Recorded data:
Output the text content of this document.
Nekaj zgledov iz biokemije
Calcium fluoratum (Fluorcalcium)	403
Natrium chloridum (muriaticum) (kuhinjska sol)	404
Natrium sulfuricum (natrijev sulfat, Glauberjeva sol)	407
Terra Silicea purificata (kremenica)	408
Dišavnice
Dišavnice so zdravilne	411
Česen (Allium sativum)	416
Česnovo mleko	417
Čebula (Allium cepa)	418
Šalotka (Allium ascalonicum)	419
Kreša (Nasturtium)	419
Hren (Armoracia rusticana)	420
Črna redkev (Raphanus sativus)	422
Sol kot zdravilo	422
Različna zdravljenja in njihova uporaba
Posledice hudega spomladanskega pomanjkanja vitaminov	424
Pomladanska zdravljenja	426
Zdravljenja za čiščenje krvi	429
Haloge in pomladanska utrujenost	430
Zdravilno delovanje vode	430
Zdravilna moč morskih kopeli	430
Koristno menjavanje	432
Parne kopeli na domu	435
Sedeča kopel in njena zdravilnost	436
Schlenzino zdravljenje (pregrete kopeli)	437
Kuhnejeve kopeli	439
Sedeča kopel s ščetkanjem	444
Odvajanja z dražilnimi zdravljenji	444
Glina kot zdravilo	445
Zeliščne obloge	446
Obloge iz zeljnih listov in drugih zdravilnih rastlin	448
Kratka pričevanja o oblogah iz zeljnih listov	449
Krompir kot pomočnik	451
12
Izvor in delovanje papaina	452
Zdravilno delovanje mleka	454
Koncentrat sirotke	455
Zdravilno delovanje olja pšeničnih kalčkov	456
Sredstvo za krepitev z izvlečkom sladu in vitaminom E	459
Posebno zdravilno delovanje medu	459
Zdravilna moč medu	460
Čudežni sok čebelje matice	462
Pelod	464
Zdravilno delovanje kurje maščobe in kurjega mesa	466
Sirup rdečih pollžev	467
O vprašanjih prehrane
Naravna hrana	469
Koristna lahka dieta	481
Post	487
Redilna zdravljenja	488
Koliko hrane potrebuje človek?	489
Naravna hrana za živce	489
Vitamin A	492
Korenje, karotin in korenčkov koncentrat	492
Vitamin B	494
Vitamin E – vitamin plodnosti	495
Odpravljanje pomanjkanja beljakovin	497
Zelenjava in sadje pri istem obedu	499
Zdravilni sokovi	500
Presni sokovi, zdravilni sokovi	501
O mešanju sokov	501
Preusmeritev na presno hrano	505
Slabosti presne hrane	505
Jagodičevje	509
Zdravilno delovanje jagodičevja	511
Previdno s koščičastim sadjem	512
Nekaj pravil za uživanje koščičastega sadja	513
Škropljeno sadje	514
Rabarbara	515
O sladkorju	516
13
==
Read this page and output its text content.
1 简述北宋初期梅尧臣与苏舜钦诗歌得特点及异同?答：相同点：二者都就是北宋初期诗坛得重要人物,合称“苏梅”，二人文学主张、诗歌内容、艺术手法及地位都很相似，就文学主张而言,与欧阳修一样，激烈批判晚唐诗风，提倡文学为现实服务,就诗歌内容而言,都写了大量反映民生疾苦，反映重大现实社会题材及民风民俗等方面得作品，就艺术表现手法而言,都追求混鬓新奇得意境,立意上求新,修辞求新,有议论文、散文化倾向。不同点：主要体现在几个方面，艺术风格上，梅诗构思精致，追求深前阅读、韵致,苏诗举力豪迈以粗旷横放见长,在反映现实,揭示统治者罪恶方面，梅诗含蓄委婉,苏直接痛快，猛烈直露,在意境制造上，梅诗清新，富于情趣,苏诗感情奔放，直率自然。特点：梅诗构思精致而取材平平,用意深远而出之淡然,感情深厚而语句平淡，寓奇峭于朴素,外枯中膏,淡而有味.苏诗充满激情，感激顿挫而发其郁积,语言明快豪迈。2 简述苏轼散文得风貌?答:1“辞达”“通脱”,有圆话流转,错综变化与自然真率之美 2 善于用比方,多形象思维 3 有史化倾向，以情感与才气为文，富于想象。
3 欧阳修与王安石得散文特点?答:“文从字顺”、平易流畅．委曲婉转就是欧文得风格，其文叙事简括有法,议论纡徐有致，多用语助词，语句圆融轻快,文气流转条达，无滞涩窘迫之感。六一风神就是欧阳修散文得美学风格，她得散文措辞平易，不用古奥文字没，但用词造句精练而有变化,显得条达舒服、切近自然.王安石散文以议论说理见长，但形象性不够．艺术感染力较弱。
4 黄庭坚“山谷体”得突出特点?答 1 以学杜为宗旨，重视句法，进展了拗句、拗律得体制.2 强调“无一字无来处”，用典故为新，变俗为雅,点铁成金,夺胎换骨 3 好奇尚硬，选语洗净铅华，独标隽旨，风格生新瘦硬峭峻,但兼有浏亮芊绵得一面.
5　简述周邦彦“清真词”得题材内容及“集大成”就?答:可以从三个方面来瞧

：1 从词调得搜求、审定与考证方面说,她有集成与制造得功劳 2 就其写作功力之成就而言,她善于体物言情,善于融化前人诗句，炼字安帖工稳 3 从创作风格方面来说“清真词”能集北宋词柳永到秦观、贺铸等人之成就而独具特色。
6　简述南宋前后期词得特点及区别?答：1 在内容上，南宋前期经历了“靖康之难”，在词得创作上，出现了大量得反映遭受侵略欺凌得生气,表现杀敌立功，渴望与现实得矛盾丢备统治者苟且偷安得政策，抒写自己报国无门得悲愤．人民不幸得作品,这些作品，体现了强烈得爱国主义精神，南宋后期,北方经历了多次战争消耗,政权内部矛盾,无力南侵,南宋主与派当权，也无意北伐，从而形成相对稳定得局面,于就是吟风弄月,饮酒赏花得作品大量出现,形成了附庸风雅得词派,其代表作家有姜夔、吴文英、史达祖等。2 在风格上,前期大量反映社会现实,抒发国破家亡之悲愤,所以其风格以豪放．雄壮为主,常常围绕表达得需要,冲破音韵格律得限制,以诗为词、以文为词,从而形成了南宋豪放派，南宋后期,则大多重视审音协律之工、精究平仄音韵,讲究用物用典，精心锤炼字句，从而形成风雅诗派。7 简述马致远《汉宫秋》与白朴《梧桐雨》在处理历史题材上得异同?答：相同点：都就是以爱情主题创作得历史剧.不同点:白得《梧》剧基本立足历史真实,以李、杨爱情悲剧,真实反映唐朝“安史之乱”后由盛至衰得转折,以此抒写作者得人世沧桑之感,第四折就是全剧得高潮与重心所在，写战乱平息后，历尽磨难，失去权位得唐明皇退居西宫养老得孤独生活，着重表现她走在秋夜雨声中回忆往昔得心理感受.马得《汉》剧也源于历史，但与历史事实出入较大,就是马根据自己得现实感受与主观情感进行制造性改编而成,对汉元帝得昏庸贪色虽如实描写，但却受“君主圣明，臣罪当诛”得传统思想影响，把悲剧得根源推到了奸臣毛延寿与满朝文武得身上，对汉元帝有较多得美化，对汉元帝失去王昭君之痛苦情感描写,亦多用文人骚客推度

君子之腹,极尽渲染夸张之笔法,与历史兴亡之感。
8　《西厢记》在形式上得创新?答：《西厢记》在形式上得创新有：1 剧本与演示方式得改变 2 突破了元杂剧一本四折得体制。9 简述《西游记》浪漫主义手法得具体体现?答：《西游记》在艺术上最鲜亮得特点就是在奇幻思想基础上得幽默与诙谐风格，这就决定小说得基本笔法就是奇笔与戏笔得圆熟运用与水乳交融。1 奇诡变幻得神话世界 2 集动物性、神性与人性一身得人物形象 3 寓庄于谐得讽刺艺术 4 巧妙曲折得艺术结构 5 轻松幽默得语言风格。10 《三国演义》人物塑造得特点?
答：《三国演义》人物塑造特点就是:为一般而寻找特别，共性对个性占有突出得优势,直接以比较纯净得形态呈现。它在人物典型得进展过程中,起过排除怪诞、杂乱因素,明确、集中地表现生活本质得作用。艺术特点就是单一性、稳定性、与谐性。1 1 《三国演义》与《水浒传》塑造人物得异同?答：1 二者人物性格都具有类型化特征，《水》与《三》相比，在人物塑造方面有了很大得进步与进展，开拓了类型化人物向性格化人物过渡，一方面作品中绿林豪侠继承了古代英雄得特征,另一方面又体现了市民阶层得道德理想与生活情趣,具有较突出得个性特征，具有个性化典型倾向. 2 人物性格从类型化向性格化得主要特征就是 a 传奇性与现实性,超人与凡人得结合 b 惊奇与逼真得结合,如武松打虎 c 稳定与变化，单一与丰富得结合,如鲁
* * *
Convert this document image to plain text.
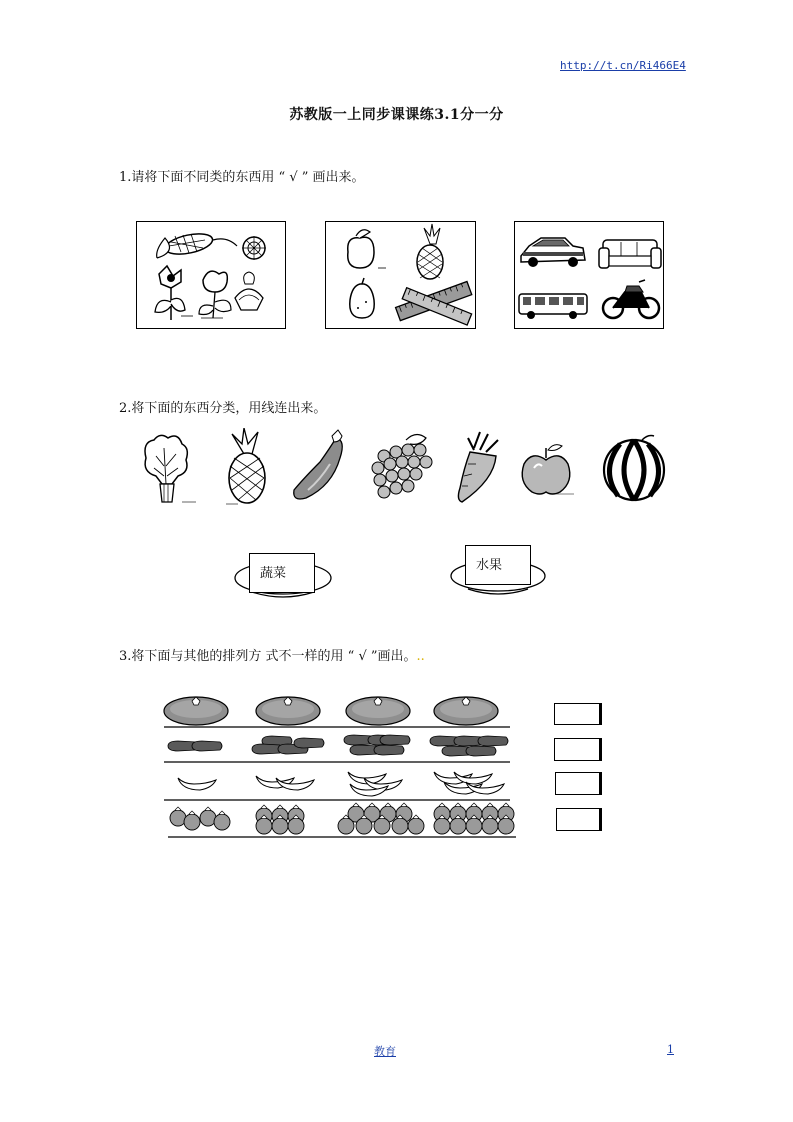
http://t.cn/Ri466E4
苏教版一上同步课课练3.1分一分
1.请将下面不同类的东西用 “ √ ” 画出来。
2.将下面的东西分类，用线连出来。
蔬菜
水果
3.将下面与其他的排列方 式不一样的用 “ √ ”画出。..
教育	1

- **THE REQUEST**
Search the records for the word "Natrium", then list every line that has it.

- **IN RESPONSE**
Natrium chloridum (muriaticum) (kuhinjska sol)	404
Natrium sulfuricum (natrijev sulfat, Glauberjeva sol)	407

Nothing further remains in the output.